> DO THIS
Note each line where "interest" appears, and copy it.

> RECORDS PROVIDED
━━━━━━

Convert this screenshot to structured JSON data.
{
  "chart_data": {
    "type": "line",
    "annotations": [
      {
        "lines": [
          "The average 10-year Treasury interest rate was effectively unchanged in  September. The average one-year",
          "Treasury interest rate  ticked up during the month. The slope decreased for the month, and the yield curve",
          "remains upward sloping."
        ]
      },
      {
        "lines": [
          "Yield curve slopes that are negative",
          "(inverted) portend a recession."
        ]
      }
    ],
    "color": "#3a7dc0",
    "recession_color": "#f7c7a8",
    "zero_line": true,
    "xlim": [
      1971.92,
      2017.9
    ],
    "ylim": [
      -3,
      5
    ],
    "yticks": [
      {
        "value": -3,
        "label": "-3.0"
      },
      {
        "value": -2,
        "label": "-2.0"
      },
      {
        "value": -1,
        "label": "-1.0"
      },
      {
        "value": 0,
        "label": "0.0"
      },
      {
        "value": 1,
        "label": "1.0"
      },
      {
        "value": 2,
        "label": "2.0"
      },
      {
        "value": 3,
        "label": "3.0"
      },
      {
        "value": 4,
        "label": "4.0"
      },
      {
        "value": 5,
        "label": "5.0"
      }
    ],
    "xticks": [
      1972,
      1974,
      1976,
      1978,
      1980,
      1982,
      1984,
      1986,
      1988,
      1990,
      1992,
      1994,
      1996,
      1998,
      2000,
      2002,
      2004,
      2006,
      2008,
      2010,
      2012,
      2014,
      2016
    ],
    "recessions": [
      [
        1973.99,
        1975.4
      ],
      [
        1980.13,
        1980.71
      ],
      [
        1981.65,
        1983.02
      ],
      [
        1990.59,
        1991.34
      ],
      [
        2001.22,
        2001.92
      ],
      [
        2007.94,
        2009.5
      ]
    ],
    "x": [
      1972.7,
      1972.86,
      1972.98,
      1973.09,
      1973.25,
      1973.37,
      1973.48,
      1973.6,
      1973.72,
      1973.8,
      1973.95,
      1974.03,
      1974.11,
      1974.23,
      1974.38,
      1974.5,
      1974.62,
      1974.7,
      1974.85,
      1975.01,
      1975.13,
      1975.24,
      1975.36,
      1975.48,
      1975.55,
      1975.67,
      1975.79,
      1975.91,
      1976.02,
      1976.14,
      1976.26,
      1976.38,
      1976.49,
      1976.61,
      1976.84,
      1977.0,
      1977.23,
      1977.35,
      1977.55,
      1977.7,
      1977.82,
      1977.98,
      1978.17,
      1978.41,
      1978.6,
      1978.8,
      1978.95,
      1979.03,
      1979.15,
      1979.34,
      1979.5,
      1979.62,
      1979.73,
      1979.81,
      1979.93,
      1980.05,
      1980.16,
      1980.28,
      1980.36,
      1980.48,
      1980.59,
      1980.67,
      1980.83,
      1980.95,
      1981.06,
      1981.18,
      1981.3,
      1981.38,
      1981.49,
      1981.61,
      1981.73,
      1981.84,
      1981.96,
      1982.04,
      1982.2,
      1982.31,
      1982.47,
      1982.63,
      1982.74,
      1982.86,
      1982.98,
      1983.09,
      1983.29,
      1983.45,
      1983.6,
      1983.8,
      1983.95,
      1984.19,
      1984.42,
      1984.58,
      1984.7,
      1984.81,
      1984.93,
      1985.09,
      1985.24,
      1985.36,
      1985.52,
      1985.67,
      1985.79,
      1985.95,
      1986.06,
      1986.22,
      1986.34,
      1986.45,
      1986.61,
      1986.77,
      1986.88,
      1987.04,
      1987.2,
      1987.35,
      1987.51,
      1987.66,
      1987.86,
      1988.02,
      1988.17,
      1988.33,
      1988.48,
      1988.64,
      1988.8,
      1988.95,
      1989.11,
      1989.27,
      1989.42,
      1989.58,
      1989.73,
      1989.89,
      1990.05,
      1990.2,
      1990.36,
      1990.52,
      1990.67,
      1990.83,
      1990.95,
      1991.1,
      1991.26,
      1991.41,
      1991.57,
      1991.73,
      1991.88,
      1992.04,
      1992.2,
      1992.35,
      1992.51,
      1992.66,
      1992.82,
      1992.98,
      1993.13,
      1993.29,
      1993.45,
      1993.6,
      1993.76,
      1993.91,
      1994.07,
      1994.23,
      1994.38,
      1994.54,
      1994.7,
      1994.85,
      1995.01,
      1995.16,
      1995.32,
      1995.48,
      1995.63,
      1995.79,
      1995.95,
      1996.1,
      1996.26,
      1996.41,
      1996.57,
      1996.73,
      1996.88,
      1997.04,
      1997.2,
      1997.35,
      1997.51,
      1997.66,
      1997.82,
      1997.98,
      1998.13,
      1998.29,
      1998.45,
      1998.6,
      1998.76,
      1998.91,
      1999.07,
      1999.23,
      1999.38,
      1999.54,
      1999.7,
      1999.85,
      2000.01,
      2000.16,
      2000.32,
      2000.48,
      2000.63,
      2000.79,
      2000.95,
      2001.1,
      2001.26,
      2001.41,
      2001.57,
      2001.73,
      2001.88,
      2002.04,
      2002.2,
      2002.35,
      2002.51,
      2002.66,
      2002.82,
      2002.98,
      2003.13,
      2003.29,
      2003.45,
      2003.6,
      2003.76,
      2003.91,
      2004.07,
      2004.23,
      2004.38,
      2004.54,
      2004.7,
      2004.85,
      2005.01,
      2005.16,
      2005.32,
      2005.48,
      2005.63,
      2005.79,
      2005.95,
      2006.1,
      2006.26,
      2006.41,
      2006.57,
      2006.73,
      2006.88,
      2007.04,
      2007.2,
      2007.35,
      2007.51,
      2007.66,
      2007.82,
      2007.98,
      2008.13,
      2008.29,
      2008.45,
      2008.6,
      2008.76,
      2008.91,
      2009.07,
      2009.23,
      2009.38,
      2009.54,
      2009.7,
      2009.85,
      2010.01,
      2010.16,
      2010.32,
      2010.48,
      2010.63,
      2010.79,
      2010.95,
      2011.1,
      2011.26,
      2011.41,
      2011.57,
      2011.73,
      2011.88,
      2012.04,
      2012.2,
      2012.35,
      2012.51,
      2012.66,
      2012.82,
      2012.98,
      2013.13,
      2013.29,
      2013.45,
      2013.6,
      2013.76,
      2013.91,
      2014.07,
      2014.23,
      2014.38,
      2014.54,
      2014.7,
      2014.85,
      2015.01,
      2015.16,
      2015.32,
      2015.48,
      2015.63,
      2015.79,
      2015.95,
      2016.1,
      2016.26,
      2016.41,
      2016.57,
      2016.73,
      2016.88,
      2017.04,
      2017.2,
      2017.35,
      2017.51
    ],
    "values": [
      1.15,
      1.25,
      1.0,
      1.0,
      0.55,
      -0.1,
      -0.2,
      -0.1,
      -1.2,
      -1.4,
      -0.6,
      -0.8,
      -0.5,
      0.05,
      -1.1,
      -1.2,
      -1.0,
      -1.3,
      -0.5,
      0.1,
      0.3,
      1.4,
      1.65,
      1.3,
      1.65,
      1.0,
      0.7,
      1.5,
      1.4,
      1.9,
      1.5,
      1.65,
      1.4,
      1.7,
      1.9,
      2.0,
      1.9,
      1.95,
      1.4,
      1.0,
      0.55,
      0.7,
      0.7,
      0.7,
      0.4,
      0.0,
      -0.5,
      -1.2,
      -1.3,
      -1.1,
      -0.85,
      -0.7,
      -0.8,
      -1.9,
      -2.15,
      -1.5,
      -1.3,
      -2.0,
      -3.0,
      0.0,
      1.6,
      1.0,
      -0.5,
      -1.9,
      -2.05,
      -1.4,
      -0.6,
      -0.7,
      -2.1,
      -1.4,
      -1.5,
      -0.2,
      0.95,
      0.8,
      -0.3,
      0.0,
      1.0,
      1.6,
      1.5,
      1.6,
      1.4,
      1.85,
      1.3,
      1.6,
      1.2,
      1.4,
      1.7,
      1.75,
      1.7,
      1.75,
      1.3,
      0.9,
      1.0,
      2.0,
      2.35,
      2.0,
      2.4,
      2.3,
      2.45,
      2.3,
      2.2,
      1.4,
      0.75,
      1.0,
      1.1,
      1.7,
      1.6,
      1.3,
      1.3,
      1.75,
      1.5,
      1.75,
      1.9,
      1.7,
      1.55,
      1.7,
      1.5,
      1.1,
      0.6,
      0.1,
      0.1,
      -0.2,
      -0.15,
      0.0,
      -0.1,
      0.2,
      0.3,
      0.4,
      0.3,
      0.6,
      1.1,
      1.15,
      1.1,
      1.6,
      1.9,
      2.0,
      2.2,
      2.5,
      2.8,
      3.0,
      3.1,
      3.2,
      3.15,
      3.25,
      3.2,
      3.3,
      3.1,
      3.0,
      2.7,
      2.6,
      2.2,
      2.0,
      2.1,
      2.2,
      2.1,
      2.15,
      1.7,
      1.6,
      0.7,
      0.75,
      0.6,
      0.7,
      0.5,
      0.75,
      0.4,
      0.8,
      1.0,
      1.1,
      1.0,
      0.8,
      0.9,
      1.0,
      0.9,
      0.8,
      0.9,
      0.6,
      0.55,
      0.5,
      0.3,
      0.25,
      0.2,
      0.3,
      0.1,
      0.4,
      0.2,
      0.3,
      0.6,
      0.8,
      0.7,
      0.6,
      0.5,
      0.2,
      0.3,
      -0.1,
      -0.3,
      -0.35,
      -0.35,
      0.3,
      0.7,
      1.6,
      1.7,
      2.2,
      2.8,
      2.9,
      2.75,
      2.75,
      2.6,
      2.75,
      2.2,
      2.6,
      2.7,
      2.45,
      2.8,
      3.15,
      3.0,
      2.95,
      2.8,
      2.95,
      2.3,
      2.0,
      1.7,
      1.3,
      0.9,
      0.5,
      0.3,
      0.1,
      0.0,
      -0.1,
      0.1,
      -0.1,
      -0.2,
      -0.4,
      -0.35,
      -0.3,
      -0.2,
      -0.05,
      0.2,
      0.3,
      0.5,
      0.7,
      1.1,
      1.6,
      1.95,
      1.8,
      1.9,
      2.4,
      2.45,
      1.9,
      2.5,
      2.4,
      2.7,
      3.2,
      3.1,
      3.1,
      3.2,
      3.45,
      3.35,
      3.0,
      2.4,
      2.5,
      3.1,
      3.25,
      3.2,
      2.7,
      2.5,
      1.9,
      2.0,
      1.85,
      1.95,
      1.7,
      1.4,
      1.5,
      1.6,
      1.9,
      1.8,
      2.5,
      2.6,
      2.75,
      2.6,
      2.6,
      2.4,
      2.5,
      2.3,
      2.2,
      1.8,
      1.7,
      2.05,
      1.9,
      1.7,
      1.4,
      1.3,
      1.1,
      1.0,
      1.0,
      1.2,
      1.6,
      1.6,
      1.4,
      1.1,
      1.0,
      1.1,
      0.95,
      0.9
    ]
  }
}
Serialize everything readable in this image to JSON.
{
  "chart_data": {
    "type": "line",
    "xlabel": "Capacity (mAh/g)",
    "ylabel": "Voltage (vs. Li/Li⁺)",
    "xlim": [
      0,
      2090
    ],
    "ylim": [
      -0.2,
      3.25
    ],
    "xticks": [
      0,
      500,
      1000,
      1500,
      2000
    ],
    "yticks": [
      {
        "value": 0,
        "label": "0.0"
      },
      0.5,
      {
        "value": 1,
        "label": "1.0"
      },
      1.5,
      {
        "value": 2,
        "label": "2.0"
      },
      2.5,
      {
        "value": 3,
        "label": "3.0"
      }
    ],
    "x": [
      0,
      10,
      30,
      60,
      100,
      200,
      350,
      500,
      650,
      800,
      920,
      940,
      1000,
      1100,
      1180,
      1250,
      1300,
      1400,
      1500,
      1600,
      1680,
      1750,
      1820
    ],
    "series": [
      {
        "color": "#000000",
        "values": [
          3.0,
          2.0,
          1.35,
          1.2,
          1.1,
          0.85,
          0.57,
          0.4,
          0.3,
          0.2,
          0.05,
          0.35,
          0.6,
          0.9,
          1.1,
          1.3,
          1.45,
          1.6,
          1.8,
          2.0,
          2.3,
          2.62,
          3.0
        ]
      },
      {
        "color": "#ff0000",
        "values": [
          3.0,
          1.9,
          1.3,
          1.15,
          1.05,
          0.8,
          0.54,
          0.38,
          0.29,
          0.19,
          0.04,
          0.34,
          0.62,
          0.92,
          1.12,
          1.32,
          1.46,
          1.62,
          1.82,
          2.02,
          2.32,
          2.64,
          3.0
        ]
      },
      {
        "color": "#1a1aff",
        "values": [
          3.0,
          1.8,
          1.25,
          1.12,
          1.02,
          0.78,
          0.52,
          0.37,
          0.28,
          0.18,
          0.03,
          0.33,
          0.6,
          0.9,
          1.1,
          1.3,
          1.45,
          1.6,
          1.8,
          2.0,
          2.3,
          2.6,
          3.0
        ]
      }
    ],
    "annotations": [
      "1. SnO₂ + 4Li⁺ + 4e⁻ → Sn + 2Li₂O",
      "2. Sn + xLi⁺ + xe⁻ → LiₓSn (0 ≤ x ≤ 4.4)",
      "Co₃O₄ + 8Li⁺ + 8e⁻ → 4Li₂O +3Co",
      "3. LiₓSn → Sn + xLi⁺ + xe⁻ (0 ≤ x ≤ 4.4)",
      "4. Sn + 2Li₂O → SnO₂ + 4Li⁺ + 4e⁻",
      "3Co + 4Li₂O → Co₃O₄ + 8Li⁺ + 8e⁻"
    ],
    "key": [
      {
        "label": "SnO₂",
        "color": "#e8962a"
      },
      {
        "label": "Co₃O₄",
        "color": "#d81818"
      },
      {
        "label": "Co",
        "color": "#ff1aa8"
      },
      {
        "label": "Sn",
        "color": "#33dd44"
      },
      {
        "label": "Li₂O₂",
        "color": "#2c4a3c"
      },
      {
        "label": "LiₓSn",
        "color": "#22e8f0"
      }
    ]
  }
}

━━━━━━

> CORRECT OUTPUT
          "The average 10-year Treasury interest rate was effectively unchanged in  September. The average one-year",
          "Treasury interest rate  ticked up during the month. The slope decreased for the month, and the yield curve",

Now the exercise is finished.